- O QUE FAZER -
Retome a notícia sobre a tarifa que os EUA propõem para produtos brasileiros e siga escrevendo a partir da última frase dela.

- TEXTO BASE -

Em tom de ameaça, EUA propõem uma tarifa de 25% sobre produtos brasileiros

Antônio Campos

Jornalista natural de Governador Valadares (MG), iniciou sua trajetória no...

O governo dos Estados Unidos aponta preocupações em setores como comércio digital e etanol, e novas medidas poderão ser implementadas após o período de consulta pública

Foto: REUTERS/Jonathan Ernst /Proibida reprodução

O Escritório do Representante Comercial dos Estados Unidos concluiu uma investigação contra o Brasil e avaliou que algumas políticas brasileiras geram obstáculos ou custos extras ao comércio americano. A análise, baseada na Seção 301 da Lei de Comércio de 1974, abriu caminho para uma consulta pública e pode resultar em novas medidas comerciais, incluindo a proposta de tarifas de 25% sobre produtos brasileiros, com algumas exceções.

Segundo o embaixador Jamieson Greer, mesmo após reuniões entre representantes dos dois países e o presidente Luiz Inácio Lula da Silva, permanecem divergências relevantes. O relatório destaca preocupações em seis áreas principais: comércio digital, serviços de pagamento, tarifas preferenciais, combate à corrupção, propriedade intelectual, mercado de etanol e combate ao desmatamento ilegal.

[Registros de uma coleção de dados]
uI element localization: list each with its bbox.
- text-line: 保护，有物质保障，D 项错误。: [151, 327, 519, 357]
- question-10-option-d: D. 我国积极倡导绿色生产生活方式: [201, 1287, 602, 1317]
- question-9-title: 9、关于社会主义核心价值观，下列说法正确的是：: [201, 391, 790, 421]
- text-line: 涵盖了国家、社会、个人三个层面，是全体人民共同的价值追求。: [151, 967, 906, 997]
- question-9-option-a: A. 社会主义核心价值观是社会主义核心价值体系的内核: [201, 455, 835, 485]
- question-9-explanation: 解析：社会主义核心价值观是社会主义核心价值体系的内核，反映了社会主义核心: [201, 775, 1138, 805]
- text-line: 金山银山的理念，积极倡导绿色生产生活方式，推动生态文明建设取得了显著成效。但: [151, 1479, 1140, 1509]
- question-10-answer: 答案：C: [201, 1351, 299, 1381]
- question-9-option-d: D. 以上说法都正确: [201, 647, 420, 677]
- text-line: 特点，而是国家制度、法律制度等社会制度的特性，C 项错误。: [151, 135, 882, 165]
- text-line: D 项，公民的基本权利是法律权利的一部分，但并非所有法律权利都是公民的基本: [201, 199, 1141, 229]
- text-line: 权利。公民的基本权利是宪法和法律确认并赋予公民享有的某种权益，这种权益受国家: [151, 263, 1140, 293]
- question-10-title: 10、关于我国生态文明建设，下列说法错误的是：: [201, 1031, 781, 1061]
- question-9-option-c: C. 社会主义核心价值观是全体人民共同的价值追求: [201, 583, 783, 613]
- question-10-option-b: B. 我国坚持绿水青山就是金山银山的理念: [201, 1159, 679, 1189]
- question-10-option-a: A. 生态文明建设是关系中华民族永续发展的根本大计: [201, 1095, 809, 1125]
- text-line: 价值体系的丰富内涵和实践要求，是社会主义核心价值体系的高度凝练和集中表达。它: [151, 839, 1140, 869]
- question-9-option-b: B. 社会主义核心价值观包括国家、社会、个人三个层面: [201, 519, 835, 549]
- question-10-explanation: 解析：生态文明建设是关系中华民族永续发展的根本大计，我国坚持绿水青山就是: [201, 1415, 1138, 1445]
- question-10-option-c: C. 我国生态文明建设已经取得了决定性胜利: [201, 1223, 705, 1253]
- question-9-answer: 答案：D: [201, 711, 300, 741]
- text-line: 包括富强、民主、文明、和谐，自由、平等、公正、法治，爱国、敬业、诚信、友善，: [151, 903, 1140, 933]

- RESULTADO -
Os EUA afirmam que decisões judiciais envolvendo plataformas digitais americanas e políticas voltadas a meios de pagamento eletrônicos podem limitar a atuação de empresas estrangeiras. Também criticam acordos tarifários firmados pelo Brasil com países como México e Índia, além de apontarem falhas no enfrentamento à pirataria, à falsificação e à demora na concessão de patentes, especialmente na área biofarmacêutica.

O documento ainda questiona a política brasileira para o etanol, alegando perda de acesso ao mercado nacional desde 2017, e avalia que a fiscalização ambiental não tem sido suficiente para conter o desmatamento ilegal. Também cita preocupações sobre legislação trabalhista, importação de produtos ligados ao trabalho forçado e comércio de madeira extraída ilegalmente.

A investigação começou em julho de 2025 e inclui críticas envolvendo o Pix, a LGPD e até a Rua 25 de Março como exemplos de práticas consideradas desfavoráveis ao comércio americano. Agora, o governo dos EUA abriu prazo para manifestações públicas e realizará audiência em 6 de julho. A expectativa é que uma decisão sobre possíveis medidas comerciais seja anunciada até 15 de julho de 2026.